THE EXERCISE :: Quote exactly, and only, the lines from the one with "Convert this screenshot" through the end of the listing.

(Rows from a dataset)
· · · ·
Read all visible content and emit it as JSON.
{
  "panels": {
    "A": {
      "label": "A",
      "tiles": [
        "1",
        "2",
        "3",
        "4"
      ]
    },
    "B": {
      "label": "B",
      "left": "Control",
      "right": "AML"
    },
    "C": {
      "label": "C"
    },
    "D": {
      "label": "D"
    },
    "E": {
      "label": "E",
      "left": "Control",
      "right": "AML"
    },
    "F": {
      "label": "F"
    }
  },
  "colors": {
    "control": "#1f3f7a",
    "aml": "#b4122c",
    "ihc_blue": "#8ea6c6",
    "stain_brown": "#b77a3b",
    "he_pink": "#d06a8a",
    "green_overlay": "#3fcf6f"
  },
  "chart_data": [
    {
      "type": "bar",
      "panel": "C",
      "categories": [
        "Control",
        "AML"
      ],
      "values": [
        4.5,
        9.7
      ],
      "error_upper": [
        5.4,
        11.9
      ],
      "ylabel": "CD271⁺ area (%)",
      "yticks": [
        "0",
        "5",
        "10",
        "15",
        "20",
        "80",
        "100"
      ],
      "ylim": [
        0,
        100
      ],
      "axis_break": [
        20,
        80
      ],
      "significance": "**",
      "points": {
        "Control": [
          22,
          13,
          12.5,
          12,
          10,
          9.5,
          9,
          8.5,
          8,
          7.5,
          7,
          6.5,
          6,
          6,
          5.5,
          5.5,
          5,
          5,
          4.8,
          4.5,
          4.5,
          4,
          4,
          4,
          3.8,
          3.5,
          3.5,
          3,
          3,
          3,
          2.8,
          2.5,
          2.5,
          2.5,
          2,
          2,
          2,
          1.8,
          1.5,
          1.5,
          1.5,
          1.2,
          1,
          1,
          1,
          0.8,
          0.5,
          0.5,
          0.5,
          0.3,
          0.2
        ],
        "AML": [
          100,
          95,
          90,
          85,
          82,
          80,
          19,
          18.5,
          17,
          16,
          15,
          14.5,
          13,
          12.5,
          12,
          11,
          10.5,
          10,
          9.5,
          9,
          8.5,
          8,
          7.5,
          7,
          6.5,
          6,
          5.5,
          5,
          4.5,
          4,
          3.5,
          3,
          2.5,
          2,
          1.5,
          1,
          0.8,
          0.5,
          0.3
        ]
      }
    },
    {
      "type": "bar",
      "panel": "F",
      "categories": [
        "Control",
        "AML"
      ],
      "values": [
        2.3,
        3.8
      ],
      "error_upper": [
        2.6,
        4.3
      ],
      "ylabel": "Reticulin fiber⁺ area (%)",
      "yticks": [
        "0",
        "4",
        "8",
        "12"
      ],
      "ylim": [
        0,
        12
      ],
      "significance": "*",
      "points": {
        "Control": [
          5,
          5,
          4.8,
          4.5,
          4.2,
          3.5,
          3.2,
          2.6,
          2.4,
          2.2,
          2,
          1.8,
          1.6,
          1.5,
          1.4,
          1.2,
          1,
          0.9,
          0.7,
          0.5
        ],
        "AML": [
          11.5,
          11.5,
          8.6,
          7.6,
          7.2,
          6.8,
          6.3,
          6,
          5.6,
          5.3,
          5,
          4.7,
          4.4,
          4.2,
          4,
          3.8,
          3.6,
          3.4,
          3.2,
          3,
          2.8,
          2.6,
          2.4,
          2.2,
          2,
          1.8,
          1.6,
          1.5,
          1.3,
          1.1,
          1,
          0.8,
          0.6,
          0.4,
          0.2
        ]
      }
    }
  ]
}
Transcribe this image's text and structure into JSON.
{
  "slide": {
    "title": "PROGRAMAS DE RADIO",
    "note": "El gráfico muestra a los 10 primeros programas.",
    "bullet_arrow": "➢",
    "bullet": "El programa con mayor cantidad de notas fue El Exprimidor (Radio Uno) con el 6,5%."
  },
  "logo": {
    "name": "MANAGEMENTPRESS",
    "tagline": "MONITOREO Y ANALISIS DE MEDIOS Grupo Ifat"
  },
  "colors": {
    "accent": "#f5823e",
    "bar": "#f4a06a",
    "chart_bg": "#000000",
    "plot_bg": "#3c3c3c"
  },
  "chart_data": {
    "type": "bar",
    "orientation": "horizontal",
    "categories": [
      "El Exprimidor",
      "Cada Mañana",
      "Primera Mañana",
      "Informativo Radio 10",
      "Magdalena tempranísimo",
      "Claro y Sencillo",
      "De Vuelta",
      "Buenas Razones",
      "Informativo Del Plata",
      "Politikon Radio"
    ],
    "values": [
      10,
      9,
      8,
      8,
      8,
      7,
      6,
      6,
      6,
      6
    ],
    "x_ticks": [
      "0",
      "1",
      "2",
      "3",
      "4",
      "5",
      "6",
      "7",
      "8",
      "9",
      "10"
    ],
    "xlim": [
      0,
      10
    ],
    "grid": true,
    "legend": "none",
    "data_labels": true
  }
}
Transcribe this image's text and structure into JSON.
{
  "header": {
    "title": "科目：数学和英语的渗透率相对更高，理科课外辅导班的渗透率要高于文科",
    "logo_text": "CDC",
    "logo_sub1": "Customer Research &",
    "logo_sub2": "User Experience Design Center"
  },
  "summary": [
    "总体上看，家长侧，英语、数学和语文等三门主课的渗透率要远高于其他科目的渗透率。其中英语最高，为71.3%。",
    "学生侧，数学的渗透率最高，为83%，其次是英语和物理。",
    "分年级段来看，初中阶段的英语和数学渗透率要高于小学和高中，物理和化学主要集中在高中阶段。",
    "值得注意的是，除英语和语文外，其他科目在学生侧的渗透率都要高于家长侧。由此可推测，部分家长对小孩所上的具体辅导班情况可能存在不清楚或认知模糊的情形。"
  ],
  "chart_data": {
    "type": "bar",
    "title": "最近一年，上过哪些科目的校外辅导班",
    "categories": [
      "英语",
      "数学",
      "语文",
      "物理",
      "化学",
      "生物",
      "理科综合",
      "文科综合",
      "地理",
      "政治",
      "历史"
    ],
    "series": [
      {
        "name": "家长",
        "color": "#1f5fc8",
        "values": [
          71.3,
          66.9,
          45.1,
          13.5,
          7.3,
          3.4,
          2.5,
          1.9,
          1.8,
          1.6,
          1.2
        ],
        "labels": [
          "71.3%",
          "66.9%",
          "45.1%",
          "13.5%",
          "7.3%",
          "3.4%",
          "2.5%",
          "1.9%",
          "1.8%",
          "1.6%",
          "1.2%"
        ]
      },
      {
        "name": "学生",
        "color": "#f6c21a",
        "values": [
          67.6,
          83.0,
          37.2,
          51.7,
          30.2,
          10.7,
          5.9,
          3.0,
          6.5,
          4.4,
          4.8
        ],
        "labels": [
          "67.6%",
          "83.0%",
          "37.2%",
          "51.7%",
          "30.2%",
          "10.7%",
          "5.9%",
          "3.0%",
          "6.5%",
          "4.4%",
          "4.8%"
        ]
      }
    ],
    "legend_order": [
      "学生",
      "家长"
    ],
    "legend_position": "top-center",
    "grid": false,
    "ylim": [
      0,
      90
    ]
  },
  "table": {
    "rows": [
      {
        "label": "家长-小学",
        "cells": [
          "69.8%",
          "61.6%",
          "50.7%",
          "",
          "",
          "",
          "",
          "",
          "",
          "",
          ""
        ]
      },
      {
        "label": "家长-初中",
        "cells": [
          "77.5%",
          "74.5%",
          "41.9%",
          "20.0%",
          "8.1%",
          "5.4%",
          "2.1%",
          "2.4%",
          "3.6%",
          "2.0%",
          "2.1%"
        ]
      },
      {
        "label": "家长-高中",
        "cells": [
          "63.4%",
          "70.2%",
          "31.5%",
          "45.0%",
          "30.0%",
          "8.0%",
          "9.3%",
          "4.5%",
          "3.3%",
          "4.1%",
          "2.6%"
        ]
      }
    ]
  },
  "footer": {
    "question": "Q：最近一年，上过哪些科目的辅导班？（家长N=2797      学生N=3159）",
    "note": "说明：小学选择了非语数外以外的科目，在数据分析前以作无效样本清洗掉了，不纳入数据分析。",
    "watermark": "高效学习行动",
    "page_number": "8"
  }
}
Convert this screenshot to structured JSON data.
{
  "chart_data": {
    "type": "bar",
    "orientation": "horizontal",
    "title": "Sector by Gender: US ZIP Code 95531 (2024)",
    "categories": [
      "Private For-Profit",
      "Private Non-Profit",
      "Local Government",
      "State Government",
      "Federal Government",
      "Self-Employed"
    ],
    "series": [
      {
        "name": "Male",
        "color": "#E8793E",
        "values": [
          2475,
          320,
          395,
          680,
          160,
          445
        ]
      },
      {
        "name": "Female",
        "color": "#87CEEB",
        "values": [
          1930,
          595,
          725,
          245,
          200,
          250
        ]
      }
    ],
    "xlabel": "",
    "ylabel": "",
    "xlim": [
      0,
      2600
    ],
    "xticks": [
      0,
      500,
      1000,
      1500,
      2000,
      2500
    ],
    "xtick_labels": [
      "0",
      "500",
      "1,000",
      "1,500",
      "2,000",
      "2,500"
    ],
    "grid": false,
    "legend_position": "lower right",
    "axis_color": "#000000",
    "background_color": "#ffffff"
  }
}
· · · ·
FULL RESPONSE ::
Convert this screenshot to structured JSON data.
{
  "chart_data": {
    "type": "bar",
    "orientation": "horizontal",
    "title": "Sector by Gender: US ZIP Code 95531 (2024)",
    "categories": [
      "Private For-Profit",
      "Private Non-Profit",
      "Local Government",
      "State Government",
      "Federal Government",
      "Self-Employed"
    ],
    "series": [
      {
        "name": "Male",
        "color": "#E8793E",
        "values": [
          2475,
          320,
          395,
          680,
          160,
          445
        ]
      },
      {
        "name": "Female",
        "color": "#87CEEB",
        "values": [
          1930,
          595,
          725,
          245,
          200,
          250
        ]
      }
    ],
    "xlabel": "",
    "ylabel": "",
    "xlim": [
      0,
      2600
    ],
    "xticks": [
      0,
      500,
      1000,
      1500,
      2000,
      2500
    ],
    "xtick_labels": [
      "0",
      "500",
      "1,000",
      "1,500",
      "2,000",
      "2,500"
    ],
    "grid": false,
    "legend_position": "lower right",
    "axis_color": "#000000",
    "background_color": "#ffffff"
  }
}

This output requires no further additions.